**Prompt:** The answer should contain every record below, output exactly.

═════ Records ═════

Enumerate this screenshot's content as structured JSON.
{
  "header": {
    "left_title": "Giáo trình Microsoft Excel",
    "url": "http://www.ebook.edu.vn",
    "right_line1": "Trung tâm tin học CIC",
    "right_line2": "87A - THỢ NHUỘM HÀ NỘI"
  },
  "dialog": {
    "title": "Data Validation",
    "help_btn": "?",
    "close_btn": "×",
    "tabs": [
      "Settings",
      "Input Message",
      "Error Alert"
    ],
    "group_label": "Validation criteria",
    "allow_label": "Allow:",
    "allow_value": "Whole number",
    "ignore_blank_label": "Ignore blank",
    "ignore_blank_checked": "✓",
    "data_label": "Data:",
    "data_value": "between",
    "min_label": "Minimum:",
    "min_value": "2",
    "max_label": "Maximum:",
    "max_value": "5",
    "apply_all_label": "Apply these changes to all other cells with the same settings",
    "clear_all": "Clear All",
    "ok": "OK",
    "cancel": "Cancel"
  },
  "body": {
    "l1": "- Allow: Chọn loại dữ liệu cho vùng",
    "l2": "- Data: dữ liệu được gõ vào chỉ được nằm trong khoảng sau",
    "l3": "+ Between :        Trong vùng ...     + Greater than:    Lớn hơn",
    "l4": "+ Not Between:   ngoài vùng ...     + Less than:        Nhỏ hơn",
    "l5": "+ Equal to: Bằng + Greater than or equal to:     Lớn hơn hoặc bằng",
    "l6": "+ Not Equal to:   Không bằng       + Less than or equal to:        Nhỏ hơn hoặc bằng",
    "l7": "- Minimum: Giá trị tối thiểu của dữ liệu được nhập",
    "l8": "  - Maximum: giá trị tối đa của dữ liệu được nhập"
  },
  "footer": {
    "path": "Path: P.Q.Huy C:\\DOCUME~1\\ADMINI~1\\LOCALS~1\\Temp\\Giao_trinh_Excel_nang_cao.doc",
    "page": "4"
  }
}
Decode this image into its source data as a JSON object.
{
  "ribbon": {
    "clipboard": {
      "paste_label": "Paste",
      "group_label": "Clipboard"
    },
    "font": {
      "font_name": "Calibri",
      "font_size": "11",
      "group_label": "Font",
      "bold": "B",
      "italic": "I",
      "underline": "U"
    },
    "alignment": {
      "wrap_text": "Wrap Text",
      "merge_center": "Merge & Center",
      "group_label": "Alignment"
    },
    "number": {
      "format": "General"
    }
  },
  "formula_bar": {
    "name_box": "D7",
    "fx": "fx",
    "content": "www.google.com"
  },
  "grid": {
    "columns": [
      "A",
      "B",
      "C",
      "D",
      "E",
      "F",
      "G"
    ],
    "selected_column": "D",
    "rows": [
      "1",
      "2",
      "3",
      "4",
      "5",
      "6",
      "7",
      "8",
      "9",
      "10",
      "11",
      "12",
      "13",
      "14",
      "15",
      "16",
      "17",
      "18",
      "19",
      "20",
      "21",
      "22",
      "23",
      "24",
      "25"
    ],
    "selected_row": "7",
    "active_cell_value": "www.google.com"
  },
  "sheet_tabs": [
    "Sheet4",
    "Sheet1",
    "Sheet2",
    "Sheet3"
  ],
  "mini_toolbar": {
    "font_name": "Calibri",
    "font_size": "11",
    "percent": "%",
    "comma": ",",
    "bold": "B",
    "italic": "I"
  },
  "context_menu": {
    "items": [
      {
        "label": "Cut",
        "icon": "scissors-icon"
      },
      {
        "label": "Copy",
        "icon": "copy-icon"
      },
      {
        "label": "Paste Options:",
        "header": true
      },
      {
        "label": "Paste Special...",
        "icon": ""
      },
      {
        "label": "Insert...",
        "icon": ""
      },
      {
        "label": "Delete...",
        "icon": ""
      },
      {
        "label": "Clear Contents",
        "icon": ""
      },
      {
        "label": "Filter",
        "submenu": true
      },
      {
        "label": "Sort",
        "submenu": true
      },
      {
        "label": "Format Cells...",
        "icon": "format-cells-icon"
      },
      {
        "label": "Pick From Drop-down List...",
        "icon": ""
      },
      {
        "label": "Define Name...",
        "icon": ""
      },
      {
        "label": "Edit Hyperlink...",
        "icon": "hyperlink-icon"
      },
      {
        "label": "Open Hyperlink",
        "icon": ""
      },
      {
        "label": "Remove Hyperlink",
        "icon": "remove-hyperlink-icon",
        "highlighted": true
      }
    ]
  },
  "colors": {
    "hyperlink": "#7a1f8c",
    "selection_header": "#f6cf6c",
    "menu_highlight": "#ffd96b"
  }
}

═════

**Solution to this problem:**
Enumerate this screenshot's content as structured JSON.
{
  "header": {
    "left_title": "Giáo trình Microsoft Excel",
    "url": "http://www.ebook.edu.vn",
    "right_line1": "Trung tâm tin học CIC",
    "right_line2": "87A - THỢ NHUỘM HÀ NỘI"
  },
  "dialog": {
    "title": "Data Validation",
    "help_btn": "?",
    "close_btn": "×",
    "tabs": [
      "Settings",
      "Input Message",
      "Error Alert"
    ],
    "group_label": "Validation criteria",
    "allow_label": "Allow:",
    "allow_value": "Whole number",
    "ignore_blank_label": "Ignore blank",
    "ignore_blank_checked": "✓",
    "data_label": "Data:",
    "data_value": "between",
    "min_label": "Minimum:",
    "min_value": "2",
    "max_label": "Maximum:",
    "max_value": "5",
    "apply_all_label": "Apply these changes to all other cells with the same settings",
    "clear_all": "Clear All",
    "ok": "OK",
    "cancel": "Cancel"
  },
  "body": {
    "l1": "- Allow: Chọn loại dữ liệu cho vùng",
    "l2": "- Data: dữ liệu được gõ vào chỉ được nằm trong khoảng sau",
    "l3": "+ Between :        Trong vùng ...     + Greater than:    Lớn hơn",
    "l4": "+ Not Between:   ngoài vùng ...     + Less than:        Nhỏ hơn",
    "l5": "+ Equal to: Bằng + Greater than or equal to:     Lớn hơn hoặc bằng",
    "l6": "+ Not Equal to:   Không bằng       + Less than or equal to:        Nhỏ hơn hoặc bằng",
    "l7": "- Minimum: Giá trị tối thiểu của dữ liệu được nhập",
    "l8": "  - Maximum: giá trị tối đa của dữ liệu được nhập"
  },
  "footer": {
    "path": "Path: P.Q.Huy C:\\DOCUME~1\\ADMINI~1\\LOCALS~1\\Temp\\Giao_trinh_Excel_nang_cao.doc",
    "page": "4"
  }
}
Decode this image into its source data as a JSON object.
{
  "ribbon": {
    "clipboard": {
      "paste_label": "Paste",
      "group_label": "Clipboard"
    },
    "font": {
      "font_name": "Calibri",
      "font_size": "11",
      "group_label": "Font",
      "bold": "B",
      "italic": "I",
      "underline": "U"
    },
    "alignment": {
      "wrap_text": "Wrap Text",
      "merge_center": "Merge & Center",
      "group_label": "Alignment"
    },
    "number": {
      "format": "General"
    }
  },
  "formula_bar": {
    "name_box": "D7",
    "fx": "fx",
    "content": "www.google.com"
  },
  "grid": {
    "columns": [
      "A",
      "B",
      "C",
      "D",
      "E",
      "F",
      "G"
    ],
    "selected_column": "D",
    "rows": [
      "1",
      "2",
      "3",
      "4",
      "5",
      "6",
      "7",
      "8",
      "9",
      "10",
      "11",
      "12",
      "13",
      "14",
      "15",
      "16",
      "17",
      "18",
      "19",
      "20",
      "21",
      "22",
      "23",
      "24",
      "25"
    ],
    "selected_row": "7",
    "active_cell_value": "www.google.com"
  },
  "sheet_tabs": [
    "Sheet4",
    "Sheet1",
    "Sheet2",
    "Sheet3"
  ],
  "mini_toolbar": {
    "font_name": "Calibri",
    "font_size": "11",
    "percent": "%",
    "comma": ",",
    "bold": "B",
    "italic": "I"
  },
  "context_menu": {
    "items": [
      {
        "label": "Cut",
        "icon": "scissors-icon"
      },
      {
        "label": "Copy",
        "icon": "copy-icon"
      },
      {
        "label": "Paste Options:",
        "header": true
      },
      {
        "label": "Paste Special...",
        "icon": ""
      },
      {
        "label": "Insert...",
        "icon": ""
      },
      {
        "label": "Delete...",
        "icon": ""
      },
      {
        "label": "Clear Contents",
        "icon": ""
      },
      {
        "label": "Filter",
        "submenu": true
      },
      {
        "label": "Sort",
        "submenu": true
      },
      {
        "label": "Format Cells...",
        "icon": "format-cells-icon"
      },
      {
        "label": "Pick From Drop-down List...",
        "icon": ""
      },
      {
        "label": "Define Name...",
        "icon": ""
      },
      {
        "label": "Edit Hyperlink...",
        "icon": "hyperlink-icon"
      },
      {
        "label": "Open Hyperlink",
        "icon": ""
      },
      {
        "label": "Remove Hyperlink",
        "icon": "remove-hyperlink-icon",
        "highlighted": true
      }
    ]
  },
  "colors": {
    "hyperlink": "#7a1f8c",
    "selection_header": "#f6cf6c",
    "menu_highlight": "#ffd96b"
  }
}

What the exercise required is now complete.